* Written request *
Write out all lines holding the word "Truth".

* Records shown *
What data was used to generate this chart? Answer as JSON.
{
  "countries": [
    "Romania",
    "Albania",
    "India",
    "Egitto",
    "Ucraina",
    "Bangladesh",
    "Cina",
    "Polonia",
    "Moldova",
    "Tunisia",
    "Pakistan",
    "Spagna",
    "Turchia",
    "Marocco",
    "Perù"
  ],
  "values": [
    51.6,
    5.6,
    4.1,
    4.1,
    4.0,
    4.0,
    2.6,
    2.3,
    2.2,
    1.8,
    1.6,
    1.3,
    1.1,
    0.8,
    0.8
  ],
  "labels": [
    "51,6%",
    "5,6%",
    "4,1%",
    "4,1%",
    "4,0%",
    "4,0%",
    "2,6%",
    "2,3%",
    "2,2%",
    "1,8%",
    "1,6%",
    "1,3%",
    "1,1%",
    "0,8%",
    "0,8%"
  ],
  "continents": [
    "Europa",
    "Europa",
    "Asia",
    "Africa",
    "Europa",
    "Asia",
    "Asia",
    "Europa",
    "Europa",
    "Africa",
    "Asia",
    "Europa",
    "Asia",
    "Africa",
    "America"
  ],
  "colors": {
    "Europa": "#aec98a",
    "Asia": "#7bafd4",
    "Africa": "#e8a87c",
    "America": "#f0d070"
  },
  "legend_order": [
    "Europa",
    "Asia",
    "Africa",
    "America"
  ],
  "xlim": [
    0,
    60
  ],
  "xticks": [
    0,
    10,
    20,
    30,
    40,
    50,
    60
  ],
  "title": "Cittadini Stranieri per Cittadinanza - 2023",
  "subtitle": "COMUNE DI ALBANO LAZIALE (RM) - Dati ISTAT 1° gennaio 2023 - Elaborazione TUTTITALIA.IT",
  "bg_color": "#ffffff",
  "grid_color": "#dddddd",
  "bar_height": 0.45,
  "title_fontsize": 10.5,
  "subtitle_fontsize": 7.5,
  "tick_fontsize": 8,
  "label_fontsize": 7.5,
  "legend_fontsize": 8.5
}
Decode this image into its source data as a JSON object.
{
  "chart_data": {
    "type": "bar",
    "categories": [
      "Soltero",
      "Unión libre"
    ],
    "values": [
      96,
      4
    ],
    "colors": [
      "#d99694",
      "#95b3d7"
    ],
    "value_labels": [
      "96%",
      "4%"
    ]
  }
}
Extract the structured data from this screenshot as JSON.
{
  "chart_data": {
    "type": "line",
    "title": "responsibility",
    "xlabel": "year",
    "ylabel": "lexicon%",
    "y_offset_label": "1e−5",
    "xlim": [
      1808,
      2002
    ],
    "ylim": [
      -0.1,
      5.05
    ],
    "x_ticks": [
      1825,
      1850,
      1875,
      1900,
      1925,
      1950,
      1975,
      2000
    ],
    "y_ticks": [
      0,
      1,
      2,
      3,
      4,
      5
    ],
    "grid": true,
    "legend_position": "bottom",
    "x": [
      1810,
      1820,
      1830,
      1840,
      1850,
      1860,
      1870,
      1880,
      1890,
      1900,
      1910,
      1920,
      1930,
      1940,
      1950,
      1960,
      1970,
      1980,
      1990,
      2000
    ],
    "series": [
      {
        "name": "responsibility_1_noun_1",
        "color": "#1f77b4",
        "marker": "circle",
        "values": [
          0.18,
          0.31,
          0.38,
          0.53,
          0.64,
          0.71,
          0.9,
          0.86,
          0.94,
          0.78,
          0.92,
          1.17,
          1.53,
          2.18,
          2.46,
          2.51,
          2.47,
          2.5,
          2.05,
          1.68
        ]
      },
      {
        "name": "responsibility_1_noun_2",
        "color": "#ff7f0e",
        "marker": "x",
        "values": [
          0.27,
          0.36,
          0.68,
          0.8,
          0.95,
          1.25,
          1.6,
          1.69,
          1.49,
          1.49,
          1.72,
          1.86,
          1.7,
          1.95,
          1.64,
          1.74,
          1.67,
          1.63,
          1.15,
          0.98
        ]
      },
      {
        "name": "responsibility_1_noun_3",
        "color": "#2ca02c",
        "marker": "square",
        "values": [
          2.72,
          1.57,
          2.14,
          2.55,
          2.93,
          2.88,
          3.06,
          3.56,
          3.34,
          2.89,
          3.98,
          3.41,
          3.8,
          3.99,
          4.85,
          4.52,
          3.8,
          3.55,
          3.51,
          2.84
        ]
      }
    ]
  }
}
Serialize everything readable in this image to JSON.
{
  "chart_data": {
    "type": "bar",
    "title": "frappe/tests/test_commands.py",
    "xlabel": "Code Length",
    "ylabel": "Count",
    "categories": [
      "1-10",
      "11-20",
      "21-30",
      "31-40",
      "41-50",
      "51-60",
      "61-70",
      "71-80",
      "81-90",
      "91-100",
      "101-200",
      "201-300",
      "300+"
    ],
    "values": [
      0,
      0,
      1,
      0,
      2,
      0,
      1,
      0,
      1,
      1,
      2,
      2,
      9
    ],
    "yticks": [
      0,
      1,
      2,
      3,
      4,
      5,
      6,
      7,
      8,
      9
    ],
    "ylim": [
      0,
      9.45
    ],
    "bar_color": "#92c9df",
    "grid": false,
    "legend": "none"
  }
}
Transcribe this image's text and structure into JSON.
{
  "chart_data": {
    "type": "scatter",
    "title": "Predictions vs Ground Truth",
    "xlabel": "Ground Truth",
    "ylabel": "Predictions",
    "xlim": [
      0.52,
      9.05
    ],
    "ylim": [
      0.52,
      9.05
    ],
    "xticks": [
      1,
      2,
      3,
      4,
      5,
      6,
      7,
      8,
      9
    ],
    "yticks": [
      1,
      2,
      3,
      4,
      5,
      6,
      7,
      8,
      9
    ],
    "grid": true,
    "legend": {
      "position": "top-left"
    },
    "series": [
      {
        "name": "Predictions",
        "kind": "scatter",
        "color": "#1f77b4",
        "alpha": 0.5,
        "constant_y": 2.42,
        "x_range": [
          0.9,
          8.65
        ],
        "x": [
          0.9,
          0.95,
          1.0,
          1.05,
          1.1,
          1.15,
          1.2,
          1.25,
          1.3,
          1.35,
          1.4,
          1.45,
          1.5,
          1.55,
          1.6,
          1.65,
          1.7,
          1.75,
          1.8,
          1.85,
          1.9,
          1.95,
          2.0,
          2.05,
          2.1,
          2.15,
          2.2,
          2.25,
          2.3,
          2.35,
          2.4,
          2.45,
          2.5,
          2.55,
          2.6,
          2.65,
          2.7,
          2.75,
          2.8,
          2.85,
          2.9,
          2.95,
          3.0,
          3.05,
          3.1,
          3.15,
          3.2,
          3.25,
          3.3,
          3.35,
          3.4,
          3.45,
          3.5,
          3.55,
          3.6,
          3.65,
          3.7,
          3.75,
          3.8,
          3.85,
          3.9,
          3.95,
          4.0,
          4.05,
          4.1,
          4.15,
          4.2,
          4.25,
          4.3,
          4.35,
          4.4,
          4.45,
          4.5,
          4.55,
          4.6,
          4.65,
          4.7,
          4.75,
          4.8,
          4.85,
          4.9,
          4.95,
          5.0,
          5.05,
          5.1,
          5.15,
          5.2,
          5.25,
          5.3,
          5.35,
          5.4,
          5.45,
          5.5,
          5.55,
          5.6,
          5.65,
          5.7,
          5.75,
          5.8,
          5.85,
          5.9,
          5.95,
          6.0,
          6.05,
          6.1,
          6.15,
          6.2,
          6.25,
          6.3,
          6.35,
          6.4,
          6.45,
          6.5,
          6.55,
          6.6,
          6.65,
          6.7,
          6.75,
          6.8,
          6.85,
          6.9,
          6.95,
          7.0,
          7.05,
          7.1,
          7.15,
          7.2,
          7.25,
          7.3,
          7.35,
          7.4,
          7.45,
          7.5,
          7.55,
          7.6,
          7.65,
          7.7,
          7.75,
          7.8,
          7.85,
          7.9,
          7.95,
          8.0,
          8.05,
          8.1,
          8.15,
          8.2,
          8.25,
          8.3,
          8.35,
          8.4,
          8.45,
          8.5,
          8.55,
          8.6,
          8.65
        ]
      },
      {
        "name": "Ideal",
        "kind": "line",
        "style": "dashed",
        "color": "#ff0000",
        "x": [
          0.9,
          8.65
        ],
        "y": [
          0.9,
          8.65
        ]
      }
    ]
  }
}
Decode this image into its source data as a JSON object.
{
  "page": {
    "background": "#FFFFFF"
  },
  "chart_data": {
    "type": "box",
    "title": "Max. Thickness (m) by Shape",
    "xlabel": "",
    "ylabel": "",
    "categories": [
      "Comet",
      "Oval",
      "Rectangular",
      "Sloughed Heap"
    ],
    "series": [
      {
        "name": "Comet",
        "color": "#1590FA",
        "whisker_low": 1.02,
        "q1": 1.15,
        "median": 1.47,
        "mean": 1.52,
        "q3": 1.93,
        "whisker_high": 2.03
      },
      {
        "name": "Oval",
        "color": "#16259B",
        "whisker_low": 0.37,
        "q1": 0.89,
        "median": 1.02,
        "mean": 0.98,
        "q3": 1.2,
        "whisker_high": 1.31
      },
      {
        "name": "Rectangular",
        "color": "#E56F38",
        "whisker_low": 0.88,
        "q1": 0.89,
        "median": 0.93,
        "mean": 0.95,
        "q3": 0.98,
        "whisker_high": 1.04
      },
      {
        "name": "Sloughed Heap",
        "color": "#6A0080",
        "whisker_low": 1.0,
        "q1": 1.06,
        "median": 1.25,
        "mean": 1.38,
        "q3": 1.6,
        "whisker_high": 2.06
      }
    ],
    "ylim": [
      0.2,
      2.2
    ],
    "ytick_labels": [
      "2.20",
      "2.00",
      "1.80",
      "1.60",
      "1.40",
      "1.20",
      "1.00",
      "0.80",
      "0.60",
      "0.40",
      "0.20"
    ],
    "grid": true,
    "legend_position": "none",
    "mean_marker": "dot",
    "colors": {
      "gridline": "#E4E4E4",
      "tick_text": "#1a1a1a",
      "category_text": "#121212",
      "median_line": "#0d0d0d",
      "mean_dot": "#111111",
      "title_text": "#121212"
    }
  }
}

* Task result *
    "title": "Predictions vs Ground Truth",
    "xlabel": "Ground Truth",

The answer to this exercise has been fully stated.